Aim of the exercise:
Copy out, with no changes, the records beginning at the line containing "files-icon [17, 203, 57, 237]" and ending at the line containing "warning-icon [402, 42, 416, 55]", both of those lines included.

== Material provided ==

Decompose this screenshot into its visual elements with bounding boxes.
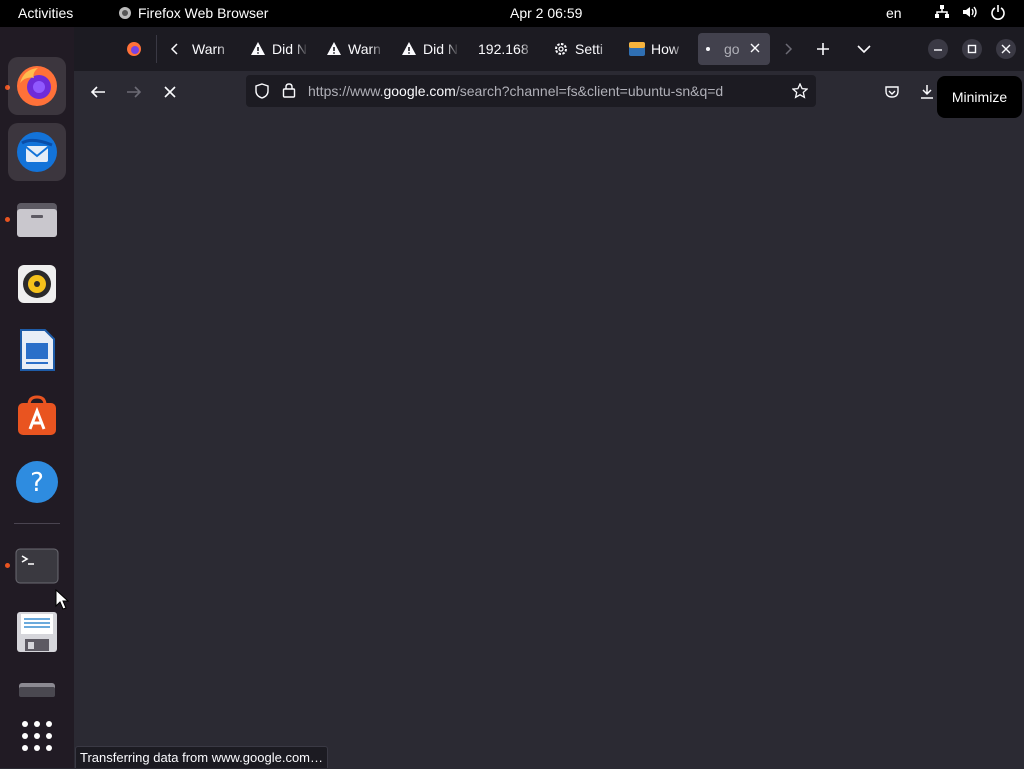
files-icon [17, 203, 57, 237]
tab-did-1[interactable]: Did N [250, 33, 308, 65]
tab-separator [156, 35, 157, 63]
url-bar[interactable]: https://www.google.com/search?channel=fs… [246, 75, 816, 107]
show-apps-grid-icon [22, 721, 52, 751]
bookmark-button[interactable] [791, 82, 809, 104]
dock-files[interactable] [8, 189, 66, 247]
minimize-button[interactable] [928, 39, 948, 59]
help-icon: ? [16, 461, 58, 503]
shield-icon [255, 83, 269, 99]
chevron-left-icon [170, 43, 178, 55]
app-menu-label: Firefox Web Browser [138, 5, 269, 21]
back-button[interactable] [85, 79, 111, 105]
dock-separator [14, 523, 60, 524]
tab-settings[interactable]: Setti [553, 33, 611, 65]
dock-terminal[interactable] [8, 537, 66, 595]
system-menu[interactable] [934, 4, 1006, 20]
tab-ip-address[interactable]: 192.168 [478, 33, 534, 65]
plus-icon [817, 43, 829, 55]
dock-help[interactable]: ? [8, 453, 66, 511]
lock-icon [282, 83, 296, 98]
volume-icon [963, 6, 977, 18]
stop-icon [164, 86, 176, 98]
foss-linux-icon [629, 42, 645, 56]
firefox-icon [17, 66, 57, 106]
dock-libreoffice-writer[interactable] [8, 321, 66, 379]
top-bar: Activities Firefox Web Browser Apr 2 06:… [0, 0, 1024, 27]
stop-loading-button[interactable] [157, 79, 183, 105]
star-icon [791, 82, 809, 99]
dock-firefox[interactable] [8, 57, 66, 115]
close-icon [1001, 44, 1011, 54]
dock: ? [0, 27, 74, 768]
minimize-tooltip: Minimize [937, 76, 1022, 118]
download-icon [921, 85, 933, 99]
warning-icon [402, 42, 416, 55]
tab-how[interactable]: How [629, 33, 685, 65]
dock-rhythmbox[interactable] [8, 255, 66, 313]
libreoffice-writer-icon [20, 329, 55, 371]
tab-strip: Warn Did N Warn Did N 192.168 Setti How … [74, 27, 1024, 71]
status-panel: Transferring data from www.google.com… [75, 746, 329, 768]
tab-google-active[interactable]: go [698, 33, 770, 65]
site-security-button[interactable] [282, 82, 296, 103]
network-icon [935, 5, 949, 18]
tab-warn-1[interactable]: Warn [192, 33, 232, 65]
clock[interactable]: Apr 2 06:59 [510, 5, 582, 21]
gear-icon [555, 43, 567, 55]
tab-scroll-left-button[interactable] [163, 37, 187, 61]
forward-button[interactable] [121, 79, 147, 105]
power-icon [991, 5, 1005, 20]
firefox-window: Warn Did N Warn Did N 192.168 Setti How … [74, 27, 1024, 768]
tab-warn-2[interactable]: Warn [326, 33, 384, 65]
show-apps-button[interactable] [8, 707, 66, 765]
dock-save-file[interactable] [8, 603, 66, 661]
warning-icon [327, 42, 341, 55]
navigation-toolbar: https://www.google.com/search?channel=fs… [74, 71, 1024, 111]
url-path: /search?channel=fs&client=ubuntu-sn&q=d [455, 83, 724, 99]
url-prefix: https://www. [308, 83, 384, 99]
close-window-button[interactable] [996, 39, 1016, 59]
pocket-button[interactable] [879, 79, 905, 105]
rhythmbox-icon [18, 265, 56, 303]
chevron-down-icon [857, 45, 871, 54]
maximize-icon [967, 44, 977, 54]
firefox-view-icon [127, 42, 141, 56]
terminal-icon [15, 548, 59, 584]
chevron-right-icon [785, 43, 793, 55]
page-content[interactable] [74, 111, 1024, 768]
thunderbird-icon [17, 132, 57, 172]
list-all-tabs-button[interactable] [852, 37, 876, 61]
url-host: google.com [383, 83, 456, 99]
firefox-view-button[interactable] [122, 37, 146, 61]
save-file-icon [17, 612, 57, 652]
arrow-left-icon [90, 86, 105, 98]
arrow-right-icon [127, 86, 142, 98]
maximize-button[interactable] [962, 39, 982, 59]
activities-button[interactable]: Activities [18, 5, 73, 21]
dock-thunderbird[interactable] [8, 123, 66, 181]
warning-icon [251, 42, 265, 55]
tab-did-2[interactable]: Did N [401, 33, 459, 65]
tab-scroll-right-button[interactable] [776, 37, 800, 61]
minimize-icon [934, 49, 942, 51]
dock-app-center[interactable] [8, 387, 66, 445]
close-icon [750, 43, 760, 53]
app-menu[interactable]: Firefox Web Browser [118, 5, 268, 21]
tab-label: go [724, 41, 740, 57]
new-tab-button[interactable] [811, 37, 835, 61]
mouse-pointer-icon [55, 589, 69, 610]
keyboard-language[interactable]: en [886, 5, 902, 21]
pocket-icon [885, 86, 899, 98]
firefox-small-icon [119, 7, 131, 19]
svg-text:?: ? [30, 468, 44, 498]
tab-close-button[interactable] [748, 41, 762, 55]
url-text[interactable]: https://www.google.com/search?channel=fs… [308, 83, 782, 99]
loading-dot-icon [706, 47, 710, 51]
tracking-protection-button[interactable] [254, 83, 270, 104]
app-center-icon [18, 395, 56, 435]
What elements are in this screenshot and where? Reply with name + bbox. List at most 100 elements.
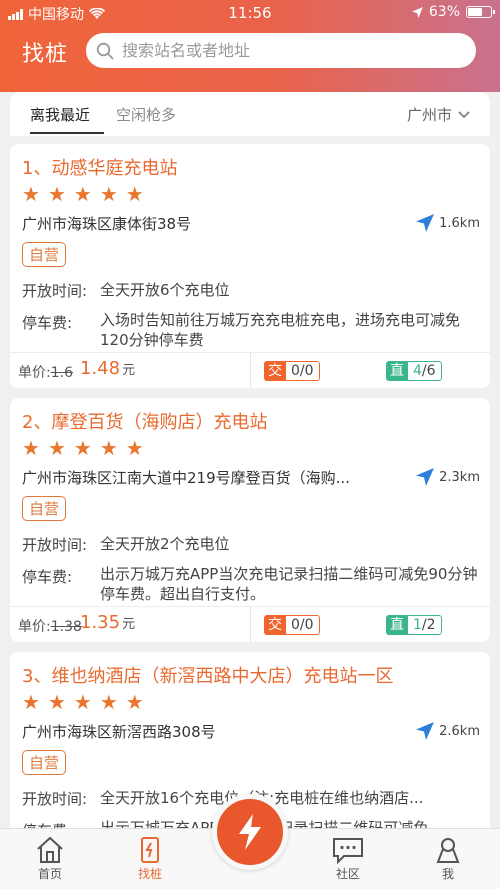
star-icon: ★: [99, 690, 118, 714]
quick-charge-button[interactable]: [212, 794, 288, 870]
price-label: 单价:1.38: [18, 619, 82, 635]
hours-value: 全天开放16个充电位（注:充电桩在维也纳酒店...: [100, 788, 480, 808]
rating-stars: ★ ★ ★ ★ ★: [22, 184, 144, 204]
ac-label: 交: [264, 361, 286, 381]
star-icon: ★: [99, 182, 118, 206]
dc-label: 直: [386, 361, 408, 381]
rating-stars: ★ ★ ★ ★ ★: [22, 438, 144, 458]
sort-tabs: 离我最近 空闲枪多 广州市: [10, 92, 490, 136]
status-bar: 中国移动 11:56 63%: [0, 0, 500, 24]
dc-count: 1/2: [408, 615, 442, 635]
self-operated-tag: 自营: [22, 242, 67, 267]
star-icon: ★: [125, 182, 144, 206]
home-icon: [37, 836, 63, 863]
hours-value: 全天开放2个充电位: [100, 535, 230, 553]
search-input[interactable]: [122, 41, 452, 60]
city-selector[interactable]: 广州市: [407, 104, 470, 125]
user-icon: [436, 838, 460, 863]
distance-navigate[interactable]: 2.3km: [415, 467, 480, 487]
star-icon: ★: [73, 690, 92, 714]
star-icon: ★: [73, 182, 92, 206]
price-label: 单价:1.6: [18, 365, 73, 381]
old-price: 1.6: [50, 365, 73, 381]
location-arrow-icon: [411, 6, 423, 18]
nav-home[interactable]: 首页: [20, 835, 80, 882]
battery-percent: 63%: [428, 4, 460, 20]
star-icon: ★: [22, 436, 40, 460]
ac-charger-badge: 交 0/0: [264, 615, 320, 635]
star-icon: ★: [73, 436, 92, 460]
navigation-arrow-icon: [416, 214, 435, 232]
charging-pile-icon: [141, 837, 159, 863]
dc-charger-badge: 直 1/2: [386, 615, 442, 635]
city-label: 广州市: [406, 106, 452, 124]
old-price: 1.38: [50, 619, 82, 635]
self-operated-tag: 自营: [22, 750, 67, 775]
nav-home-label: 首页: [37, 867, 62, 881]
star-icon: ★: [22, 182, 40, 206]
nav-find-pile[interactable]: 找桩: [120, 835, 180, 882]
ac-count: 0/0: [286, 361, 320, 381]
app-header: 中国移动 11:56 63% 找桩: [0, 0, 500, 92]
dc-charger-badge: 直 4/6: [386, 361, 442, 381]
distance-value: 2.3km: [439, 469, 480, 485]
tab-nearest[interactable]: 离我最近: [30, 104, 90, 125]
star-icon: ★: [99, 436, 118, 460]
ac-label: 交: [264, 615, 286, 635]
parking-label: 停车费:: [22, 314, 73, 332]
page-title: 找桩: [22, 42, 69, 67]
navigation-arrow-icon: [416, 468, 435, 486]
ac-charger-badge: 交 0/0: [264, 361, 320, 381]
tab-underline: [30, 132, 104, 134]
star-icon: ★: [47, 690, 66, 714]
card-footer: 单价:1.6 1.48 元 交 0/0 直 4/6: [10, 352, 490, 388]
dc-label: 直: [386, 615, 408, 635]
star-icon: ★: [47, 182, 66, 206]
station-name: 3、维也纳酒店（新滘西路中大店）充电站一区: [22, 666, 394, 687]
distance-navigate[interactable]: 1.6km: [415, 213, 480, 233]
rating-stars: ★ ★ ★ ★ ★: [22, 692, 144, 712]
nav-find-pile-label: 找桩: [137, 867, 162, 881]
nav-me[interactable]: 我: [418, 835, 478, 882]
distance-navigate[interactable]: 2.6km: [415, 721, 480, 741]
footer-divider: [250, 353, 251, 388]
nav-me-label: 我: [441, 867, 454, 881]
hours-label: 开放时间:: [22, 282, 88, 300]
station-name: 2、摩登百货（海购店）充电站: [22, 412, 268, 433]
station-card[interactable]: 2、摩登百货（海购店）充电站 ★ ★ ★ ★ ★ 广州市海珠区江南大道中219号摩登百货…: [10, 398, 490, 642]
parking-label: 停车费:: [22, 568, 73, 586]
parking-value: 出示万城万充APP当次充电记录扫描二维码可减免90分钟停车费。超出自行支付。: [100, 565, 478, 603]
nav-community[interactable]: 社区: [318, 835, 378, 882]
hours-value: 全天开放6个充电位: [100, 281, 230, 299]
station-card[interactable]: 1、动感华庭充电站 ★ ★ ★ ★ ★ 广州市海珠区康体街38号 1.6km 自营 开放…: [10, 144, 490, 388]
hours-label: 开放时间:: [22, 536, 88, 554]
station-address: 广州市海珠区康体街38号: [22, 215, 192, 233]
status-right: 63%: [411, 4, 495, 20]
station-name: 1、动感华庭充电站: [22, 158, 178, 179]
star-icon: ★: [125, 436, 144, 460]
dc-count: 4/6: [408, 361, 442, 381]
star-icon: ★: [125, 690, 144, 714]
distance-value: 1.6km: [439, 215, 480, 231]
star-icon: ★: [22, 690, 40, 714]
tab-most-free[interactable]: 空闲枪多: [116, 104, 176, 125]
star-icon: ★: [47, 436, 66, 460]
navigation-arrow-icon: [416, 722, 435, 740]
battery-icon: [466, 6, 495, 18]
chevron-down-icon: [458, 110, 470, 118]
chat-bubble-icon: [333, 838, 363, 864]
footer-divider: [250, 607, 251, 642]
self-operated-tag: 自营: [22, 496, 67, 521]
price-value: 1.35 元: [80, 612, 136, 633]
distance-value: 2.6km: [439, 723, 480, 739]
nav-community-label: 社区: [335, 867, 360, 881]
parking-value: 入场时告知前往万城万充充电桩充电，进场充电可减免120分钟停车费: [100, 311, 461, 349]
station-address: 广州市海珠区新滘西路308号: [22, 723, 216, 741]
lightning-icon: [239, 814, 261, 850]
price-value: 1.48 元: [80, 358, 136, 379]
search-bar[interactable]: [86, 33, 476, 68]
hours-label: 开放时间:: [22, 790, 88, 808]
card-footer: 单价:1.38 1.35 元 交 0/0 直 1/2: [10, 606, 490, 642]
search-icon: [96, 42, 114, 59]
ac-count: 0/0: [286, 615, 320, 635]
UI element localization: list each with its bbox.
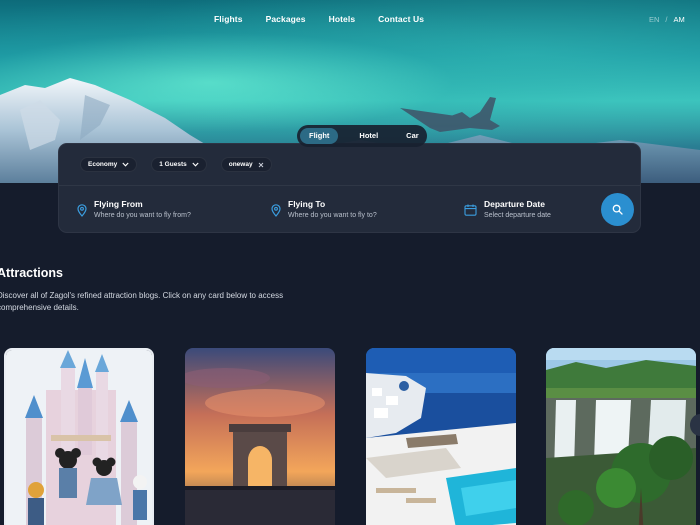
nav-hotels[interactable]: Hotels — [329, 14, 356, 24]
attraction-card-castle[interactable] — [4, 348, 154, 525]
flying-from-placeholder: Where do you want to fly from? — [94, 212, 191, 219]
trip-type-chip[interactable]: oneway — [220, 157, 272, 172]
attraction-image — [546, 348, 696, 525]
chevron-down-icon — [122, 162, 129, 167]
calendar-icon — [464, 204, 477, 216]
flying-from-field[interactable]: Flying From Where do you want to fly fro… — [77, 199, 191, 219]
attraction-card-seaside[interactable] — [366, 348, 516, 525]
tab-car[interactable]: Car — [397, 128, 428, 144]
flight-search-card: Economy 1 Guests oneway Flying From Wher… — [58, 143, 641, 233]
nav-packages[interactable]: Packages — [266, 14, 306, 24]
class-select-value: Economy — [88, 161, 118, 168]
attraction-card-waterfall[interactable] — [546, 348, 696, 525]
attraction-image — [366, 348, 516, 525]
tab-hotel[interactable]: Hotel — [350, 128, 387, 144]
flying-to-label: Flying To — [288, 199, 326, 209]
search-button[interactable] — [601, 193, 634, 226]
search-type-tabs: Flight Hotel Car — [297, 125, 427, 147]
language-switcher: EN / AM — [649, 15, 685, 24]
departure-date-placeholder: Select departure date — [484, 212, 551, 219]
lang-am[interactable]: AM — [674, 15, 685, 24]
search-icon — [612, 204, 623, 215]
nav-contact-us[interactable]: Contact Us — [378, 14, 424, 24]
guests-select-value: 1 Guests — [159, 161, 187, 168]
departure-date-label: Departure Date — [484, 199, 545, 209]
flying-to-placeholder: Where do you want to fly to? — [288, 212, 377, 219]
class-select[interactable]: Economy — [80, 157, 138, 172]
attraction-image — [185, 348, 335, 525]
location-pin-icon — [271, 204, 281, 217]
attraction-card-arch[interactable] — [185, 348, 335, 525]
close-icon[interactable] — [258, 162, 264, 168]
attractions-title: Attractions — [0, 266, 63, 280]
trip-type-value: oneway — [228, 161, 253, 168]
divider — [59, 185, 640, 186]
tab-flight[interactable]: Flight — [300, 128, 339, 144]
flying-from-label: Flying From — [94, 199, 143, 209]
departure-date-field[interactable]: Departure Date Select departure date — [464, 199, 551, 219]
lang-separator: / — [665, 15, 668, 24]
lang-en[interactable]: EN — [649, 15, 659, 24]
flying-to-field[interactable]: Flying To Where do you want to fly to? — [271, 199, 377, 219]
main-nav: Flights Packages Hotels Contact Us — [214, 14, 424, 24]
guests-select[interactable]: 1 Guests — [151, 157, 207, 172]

===

Task response:
files-icon [17, 203, 57, 237]
tab-did-1[interactable]: Did N [250, 33, 308, 65]
tab-separator [156, 35, 157, 63]
url-bar[interactable]: https://www.google.com/search?channel=fs… [246, 75, 816, 107]
show-apps-grid-icon [22, 721, 52, 751]
bookmark-button[interactable] [791, 82, 809, 104]
dock-files[interactable] [8, 189, 66, 247]
minimize-button[interactable] [928, 39, 948, 59]
help-icon: ? [16, 461, 58, 503]
shield-icon [255, 83, 269, 99]
chevron-left-icon [170, 43, 178, 55]
app-menu-label: Firefox Web Browser [138, 5, 269, 21]
back-button[interactable] [85, 79, 111, 105]
dock-separator [14, 523, 60, 524]
tab-settings[interactable]: Setti [553, 33, 611, 65]
dock-terminal[interactable] [8, 537, 66, 595]
system-menu[interactable] [934, 4, 1006, 20]
tab-ip-address[interactable]: 192.168 [478, 33, 534, 65]
plus-icon [817, 43, 829, 55]
dock-help[interactable]: ? [8, 453, 66, 511]
lock-icon [282, 83, 296, 98]
volume-icon [963, 6, 977, 18]
stop-icon [164, 86, 176, 98]
foss-linux-icon [629, 42, 645, 56]
firefox-icon [17, 66, 57, 106]
dock-libreoffice-writer[interactable] [8, 321, 66, 379]
top-bar: Activities Firefox Web Browser Apr 2 06:… [0, 0, 1024, 27]
stop-loading-button[interactable] [157, 79, 183, 105]
star-icon [791, 82, 809, 99]
dock-firefox[interactable] [8, 57, 66, 115]
close-icon [1001, 44, 1011, 54]
dock: ? [0, 27, 74, 768]
minimize-tooltip: Minimize [937, 76, 1022, 118]
download-icon [921, 85, 933, 99]
warning-icon [402, 42, 416, 55]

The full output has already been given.